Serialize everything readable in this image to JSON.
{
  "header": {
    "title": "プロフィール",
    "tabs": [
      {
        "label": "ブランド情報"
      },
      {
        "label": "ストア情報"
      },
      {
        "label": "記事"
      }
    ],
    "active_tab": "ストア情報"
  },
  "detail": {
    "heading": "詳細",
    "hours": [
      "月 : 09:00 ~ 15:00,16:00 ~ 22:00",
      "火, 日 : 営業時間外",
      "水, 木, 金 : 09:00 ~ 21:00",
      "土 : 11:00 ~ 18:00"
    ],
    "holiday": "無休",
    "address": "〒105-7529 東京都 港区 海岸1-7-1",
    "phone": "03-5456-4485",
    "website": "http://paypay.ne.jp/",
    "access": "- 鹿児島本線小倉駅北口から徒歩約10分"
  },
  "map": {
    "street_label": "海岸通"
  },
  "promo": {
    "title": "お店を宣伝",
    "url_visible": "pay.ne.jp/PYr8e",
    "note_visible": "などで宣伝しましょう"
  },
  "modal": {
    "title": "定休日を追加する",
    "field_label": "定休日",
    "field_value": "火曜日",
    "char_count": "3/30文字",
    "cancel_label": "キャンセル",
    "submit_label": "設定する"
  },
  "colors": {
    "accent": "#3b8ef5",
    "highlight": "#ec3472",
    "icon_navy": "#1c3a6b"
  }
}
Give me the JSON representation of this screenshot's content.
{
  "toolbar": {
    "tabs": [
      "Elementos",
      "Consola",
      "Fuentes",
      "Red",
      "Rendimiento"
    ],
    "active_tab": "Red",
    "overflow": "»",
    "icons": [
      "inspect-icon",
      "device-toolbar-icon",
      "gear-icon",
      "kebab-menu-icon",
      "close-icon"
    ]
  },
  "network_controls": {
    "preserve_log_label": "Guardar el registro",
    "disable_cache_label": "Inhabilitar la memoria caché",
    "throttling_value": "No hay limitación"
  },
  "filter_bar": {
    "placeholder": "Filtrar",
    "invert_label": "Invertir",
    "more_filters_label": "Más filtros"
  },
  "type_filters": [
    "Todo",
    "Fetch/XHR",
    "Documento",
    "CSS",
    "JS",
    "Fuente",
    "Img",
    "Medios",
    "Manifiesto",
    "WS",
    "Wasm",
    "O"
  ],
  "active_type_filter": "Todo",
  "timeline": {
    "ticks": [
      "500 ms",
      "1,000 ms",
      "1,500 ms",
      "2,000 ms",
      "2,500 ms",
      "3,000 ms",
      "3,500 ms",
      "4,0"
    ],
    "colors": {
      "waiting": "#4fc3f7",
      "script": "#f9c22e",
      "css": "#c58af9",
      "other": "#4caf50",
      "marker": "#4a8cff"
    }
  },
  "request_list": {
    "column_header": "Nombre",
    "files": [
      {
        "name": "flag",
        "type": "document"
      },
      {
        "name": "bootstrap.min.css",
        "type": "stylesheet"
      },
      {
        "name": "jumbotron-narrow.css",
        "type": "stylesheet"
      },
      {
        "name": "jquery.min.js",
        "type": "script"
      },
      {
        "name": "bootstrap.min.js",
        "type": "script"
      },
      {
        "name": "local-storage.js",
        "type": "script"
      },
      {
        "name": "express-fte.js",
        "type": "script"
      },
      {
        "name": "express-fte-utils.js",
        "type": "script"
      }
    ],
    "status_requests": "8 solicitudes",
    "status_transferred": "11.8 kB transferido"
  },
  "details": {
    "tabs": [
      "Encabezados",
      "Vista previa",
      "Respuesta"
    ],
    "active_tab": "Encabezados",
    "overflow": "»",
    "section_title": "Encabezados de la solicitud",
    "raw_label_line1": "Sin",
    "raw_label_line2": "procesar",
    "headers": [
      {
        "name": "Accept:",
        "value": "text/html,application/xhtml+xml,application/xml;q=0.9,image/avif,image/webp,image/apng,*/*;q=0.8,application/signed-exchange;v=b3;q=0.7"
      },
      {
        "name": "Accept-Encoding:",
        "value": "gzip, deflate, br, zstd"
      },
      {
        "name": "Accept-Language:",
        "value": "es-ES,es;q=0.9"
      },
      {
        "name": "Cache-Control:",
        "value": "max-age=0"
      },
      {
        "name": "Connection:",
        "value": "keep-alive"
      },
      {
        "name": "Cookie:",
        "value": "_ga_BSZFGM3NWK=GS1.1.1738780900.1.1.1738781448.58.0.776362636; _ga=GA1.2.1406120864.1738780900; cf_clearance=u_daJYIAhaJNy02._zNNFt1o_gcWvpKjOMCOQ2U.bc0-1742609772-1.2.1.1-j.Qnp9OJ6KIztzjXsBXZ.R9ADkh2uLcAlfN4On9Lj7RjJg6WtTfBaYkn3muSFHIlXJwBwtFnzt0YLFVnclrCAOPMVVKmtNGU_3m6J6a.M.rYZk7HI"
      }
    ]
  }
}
◇ ◇ ◇
• Instructions to follow:
Extract every entry above as it appears.

• Exercise result:
Serialize everything readable in this image to JSON.
{
  "header": {
    "title": "プロフィール",
    "tabs": [
      {
        "label": "ブランド情報"
      },
      {
        "label": "ストア情報"
      },
      {
        "label": "記事"
      }
    ],
    "active_tab": "ストア情報"
  },
  "detail": {
    "heading": "詳細",
    "hours": [
      "月 : 09:00 ~ 15:00,16:00 ~ 22:00",
      "火, 日 : 営業時間外",
      "水, 木, 金 : 09:00 ~ 21:00",
      "土 : 11:00 ~ 18:00"
    ],
    "holiday": "無休",
    "address": "〒105-7529 東京都 港区 海岸1-7-1",
    "phone": "03-5456-4485",
    "website": "http://paypay.ne.jp/",
    "access": "- 鹿児島本線小倉駅北口から徒歩約10分"
  },
  "map": {
    "street_label": "海岸通"
  },
  "promo": {
    "title": "お店を宣伝",
    "url_visible": "pay.ne.jp/PYr8e",
    "note_visible": "などで宣伝しましょう"
  },
  "modal": {
    "title": "定休日を追加する",
    "field_label": "定休日",
    "field_value": "火曜日",
    "char_count": "3/30文字",
    "cancel_label": "キャンセル",
    "submit_label": "設定する"
  },
  "colors": {
    "accent": "#3b8ef5",
    "highlight": "#ec3472",
    "icon_navy": "#1c3a6b"
  }
}
Give me the JSON representation of this screenshot's content.
{
  "toolbar": {
    "tabs": [
      "Elementos",
      "Consola",
      "Fuentes",
      "Red",
      "Rendimiento"
    ],
    "active_tab": "Red",
    "overflow": "»",
    "icons": [
      "inspect-icon",
      "device-toolbar-icon",
      "gear-icon",
      "kebab-menu-icon",
      "close-icon"
    ]
  },
  "network_controls": {
    "preserve_log_label": "Guardar el registro",
    "disable_cache_label": "Inhabilitar la memoria caché",
    "throttling_value": "No hay limitación"
  },
  "filter_bar": {
    "placeholder": "Filtrar",
    "invert_label": "Invertir",
    "more_filters_label": "Más filtros"
  },
  "type_filters": [
    "Todo",
    "Fetch/XHR",
    "Documento",
    "CSS",
    "JS",
    "Fuente",
    "Img",
    "Medios",
    "Manifiesto",
    "WS",
    "Wasm",
    "O"
  ],
  "active_type_filter": "Todo",
  "timeline": {
    "ticks": [
      "500 ms",
      "1,000 ms",
      "1,500 ms",
      "2,000 ms",
      "2,500 ms",
      "3,000 ms",
      "3,500 ms",
      "4,0"
    ],
    "colors": {
      "waiting": "#4fc3f7",
      "script": "#f9c22e",
      "css": "#c58af9",
      "other": "#4caf50",
      "marker": "#4a8cff"
    }
  },
  "request_list": {
    "column_header": "Nombre",
    "files": [
      {
        "name": "flag",
        "type": "document"
      },
      {
        "name": "bootstrap.min.css",
        "type": "stylesheet"
      },
      {
        "name": "jumbotron-narrow.css",
        "type": "stylesheet"
      },
      {
        "name": "jquery.min.js",
        "type": "script"
      },
      {
        "name": "bootstrap.min.js",
        "type": "script"
      },
      {
        "name": "local-storage.js",
        "type": "script"
      },
      {
        "name": "express-fte.js",
        "type": "script"
      },
      {
        "name": "express-fte-utils.js",
        "type": "script"
      }
    ],
    "status_requests": "8 solicitudes",
    "status_transferred": "11.8 kB transferido"
  },
  "details": {
    "tabs": [
      "Encabezados",
      "Vista previa",
      "Respuesta"
    ],
    "active_tab": "Encabezados",
    "overflow": "»",
    "section_title": "Encabezados de la solicitud",
    "raw_label_line1": "Sin",
    "raw_label_line2": "procesar",
    "headers": [
      {
        "name": "Accept:",
        "value": "text/html,application/xhtml+xml,application/xml;q=0.9,image/avif,image/webp,image/apng,*/*;q=0.8,application/signed-exchange;v=b3;q=0.7"
      },
      {
        "name": "Accept-Encoding:",
        "value": "gzip, deflate, br, zstd"
      },
      {
        "name": "Accept-Language:",
        "value": "es-ES,es;q=0.9"
      },
      {
        "name": "Cache-Control:",
        "value": "max-age=0"
      },
      {
        "name": "Connection:",
        "value": "keep-alive"
      },
      {
        "name": "Cookie:",
        "value": "_ga_BSZFGM3NWK=GS1.1.1738780900.1.1.1738781448.58.0.776362636; _ga=GA1.2.1406120864.1738780900; cf_clearance=u_daJYIAhaJNy02._zNNFt1o_gcWvpKjOMCOQ2U.bc0-1742609772-1.2.1.1-j.Qnp9OJ6KIztzjXsBXZ.R9ADkh2uLcAlfN4On9Lj7RjJg6WtTfBaYkn3muSFHIlXJwBwtFnzt0YLFVnclrCAOPMVVKmtNGU_3m6J6a.M.rYZk7HI"
      }
    ]
  }
}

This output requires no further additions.